[Start LISTING]
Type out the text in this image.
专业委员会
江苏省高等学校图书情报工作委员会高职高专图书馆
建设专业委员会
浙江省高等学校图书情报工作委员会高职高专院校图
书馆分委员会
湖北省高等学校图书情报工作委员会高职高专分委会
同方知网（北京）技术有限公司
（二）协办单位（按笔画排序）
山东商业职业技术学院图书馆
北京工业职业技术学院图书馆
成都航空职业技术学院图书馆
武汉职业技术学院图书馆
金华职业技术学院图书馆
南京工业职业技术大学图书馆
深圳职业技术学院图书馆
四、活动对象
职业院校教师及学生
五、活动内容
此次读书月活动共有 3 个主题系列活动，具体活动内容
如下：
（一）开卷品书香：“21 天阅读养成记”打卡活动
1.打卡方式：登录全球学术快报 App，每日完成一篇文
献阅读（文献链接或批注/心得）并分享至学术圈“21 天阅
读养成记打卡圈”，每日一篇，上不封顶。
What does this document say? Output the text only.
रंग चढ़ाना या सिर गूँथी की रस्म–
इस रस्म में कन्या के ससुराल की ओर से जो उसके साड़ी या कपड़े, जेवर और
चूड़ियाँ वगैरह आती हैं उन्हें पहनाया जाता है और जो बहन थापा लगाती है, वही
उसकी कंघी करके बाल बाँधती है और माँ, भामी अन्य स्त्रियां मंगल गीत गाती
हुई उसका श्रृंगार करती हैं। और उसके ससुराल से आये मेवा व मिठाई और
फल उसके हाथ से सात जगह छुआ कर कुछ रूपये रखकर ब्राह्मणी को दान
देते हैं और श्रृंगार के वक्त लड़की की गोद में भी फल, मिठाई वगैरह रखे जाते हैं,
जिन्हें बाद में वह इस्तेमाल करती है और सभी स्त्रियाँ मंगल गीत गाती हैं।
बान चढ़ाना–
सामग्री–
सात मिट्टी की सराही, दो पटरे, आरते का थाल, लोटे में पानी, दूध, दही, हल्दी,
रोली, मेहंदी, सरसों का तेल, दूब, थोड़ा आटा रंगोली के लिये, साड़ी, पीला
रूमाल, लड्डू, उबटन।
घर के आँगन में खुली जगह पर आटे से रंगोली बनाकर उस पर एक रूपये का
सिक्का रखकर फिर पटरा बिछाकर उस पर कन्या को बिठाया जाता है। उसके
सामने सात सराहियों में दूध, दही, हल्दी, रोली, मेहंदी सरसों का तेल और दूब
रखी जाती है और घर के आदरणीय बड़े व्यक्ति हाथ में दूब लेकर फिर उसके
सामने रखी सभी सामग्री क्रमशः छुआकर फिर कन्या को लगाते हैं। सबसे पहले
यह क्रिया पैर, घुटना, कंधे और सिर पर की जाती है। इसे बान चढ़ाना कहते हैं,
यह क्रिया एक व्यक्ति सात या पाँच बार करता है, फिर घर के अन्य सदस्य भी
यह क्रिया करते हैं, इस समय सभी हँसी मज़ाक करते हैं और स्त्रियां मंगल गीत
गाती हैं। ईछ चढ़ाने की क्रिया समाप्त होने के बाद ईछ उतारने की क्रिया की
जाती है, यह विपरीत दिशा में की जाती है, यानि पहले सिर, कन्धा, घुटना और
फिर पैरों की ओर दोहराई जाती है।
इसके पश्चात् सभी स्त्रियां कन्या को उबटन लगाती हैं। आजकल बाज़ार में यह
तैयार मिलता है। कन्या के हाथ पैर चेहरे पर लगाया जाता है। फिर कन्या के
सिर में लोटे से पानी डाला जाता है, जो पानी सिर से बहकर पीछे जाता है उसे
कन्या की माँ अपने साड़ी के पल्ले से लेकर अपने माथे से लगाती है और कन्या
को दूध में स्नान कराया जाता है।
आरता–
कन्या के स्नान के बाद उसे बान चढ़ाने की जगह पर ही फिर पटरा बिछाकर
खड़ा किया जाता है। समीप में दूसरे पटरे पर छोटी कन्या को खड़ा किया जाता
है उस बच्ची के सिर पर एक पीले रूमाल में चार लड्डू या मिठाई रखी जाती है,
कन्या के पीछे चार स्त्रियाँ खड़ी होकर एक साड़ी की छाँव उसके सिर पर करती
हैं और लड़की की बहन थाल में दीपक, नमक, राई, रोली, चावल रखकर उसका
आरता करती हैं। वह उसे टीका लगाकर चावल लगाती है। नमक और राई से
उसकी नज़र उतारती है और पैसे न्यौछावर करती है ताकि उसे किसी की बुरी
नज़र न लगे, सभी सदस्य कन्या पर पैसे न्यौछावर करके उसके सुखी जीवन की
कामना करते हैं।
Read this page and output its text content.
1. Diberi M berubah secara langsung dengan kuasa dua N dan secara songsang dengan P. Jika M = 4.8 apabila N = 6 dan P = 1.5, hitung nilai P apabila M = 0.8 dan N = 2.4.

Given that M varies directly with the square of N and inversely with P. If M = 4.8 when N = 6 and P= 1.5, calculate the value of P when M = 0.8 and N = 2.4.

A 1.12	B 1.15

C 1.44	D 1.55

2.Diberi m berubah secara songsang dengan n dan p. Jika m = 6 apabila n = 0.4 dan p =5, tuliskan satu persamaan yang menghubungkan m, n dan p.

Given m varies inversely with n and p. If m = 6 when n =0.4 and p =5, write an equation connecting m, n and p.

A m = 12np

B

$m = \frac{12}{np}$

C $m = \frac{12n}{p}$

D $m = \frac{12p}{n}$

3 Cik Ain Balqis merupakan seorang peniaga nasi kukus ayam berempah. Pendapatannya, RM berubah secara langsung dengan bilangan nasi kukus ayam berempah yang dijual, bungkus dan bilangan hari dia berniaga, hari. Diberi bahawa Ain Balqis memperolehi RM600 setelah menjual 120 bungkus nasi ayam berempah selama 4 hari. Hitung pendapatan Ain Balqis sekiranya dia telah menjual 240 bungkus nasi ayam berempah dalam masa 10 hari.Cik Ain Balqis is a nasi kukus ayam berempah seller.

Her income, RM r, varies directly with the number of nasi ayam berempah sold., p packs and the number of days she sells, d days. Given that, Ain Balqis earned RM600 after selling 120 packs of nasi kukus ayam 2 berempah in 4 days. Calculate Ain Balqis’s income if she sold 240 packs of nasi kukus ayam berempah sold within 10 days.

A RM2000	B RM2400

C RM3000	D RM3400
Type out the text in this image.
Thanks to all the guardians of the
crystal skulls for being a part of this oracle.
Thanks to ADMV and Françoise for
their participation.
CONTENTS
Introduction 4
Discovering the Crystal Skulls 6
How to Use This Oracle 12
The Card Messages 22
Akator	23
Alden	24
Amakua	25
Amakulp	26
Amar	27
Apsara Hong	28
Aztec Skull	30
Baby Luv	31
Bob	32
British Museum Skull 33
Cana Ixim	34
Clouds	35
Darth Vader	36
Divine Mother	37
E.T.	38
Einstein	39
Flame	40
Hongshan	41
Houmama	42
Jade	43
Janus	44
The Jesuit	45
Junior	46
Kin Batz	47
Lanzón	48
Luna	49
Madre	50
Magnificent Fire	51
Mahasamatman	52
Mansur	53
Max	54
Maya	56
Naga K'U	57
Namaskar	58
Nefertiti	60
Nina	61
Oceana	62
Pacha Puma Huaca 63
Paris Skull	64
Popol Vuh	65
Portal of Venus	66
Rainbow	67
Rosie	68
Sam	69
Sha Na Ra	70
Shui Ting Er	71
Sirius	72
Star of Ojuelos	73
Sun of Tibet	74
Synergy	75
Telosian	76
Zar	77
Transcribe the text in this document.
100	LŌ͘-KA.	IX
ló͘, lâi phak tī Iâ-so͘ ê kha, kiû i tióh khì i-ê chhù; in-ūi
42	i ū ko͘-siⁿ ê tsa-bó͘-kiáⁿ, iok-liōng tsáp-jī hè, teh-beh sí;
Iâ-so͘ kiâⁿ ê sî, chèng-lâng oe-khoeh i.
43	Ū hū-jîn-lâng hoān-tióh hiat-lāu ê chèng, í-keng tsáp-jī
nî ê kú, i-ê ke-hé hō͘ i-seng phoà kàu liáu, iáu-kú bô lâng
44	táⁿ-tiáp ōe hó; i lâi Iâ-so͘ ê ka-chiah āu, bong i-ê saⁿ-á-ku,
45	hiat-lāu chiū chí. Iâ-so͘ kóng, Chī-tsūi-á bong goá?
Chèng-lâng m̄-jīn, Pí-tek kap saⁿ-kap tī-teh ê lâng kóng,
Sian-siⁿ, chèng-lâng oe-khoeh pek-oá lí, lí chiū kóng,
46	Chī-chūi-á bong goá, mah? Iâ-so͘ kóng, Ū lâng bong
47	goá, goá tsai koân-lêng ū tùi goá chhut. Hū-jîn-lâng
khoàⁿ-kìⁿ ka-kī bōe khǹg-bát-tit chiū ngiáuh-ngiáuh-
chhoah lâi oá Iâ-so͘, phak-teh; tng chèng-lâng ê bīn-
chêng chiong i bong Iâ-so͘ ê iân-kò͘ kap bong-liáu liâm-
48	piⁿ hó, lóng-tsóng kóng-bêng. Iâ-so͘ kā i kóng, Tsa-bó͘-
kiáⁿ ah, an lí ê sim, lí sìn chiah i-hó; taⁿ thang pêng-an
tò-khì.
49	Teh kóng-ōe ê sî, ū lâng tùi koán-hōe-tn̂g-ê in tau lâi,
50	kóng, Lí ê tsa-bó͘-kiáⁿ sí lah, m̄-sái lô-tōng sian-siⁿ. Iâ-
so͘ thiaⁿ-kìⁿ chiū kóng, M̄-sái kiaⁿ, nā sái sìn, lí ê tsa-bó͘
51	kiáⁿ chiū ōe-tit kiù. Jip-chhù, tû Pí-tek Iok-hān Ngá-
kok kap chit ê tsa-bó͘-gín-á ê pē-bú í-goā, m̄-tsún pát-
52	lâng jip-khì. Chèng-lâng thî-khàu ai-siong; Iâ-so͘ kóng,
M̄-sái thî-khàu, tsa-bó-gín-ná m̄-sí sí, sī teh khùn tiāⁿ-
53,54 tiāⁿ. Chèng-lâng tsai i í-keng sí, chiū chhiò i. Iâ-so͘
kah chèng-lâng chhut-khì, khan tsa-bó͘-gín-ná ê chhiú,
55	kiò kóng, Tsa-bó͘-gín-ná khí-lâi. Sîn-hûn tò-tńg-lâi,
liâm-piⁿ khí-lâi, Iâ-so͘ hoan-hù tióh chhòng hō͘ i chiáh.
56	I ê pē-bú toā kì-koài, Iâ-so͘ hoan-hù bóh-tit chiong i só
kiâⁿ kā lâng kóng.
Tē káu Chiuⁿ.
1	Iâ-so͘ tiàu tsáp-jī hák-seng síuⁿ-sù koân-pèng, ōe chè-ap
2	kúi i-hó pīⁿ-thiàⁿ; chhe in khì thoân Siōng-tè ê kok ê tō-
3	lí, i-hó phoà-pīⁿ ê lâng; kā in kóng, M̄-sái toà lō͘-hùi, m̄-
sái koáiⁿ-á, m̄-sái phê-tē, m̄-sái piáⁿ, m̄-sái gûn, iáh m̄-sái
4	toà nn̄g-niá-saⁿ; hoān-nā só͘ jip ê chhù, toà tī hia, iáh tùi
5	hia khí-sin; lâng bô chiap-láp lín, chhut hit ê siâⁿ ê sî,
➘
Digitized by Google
[End LISTING]
## PROBLEM TO WORK ON
Where does the word "tiāⁿ" appear in the listing? List each line that holds it.

## ANSWER TO THIS EXERCISE
M̄-sái thî-khàu, tsa-bó-gín-ná m̄-sí sí, sī teh khùn tiāⁿ-
53,54 tiāⁿ. Chèng-lâng tsai i í-keng sí, chiū chhiò i. Iâ-so͘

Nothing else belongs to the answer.